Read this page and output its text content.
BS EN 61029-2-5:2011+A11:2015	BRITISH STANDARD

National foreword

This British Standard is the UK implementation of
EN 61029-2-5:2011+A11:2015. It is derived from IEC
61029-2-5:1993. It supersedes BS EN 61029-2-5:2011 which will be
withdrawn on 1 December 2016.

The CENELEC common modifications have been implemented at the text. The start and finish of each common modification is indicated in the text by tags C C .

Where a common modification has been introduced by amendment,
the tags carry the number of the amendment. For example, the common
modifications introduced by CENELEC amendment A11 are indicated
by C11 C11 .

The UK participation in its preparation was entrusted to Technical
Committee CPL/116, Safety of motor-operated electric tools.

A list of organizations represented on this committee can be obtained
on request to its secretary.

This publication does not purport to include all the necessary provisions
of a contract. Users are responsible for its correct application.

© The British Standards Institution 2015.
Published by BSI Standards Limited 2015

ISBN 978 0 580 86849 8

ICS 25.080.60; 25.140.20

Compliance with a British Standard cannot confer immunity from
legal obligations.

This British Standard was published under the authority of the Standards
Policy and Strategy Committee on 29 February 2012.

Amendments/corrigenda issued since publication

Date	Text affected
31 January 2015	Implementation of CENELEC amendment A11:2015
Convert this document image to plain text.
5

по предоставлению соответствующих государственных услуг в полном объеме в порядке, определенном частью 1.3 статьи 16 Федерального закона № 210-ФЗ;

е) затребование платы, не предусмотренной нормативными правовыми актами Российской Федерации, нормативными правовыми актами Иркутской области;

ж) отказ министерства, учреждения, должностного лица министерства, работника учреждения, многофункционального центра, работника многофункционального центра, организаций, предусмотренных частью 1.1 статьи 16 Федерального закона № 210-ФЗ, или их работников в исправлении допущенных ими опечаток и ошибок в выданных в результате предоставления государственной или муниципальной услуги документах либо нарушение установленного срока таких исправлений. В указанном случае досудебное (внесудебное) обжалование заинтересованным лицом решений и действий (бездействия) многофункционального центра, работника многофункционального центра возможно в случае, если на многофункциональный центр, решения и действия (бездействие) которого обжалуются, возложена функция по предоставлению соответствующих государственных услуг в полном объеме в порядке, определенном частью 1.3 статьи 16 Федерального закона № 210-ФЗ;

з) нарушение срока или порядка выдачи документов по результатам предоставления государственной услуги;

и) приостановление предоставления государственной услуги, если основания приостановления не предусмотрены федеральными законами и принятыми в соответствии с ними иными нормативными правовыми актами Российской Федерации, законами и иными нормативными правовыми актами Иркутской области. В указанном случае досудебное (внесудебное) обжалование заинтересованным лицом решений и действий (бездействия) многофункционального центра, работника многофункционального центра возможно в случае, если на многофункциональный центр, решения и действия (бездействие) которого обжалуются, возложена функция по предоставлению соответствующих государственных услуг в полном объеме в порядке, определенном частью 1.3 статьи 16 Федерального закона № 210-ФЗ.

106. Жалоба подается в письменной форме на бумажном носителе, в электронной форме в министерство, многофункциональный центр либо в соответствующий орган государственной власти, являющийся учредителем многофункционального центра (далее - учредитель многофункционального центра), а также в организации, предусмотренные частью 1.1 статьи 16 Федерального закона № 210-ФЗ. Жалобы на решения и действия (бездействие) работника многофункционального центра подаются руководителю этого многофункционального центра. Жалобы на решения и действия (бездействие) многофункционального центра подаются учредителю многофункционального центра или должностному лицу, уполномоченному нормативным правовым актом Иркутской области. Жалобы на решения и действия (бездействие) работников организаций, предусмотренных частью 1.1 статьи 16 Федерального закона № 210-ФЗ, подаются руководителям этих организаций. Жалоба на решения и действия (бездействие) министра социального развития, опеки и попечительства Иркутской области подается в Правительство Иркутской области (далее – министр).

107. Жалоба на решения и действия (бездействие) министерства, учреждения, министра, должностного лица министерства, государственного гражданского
○ ○ ○ ○
#### [TASK DESCRIPTION]
Which lines contain the word "услуги"? Return each of them.

#### [ANSWER TO THIS TASK]
ж) отказ министерства, учреждения, должностного лица министерства, работника учреждения, многофункционального центра, работника многофункционального центра, организаций, предусмотренных частью 1.1 статьи 16 Федерального закона № 210-ФЗ, или их работников в исправлении допущенных ими опечаток и ошибок в выданных в результате предоставления государственной или муниципальной услуги документах либо нарушение установленного срока таких исправлений. В указанном случае досудебное (внесудебное) обжалование заинтересованным лицом решений и действий (бездействия) многофункционального центра, работника многофункционального центра возможно в случае, если на многофункциональный центр, решения и действия (бездействие) которого обжалуются, возложена функция по предоставлению соответствующих государственных услуг в полном объеме в порядке, определенном частью 1.3 статьи 16 Федерального закона № 210-ФЗ;
з) нарушение срока или порядка выдачи документов по результатам предоставления государственной услуги;
и) приостановление предоставления государственной услуги, если основания приостановления не предусмотрены федеральными законами и принятыми в соответствии с ними иными нормативными правовыми актами Российской Федерации, законами и иными нормативными правовыми актами Иркутской области. В указанном случае досудебное (внесудебное) обжалование заинтересованным лицом решений и действий (бездействия) многофункционального центра, работника многофункционального центра возможно в случае, если на многофункциональный центр, решения и действия (бездействие) которого обжалуются, возложена функция по предоставлению соответствующих государственных услуг в полном объеме в порядке, определенном частью 1.3 статьи 16 Федерального закона № 210-ФЗ.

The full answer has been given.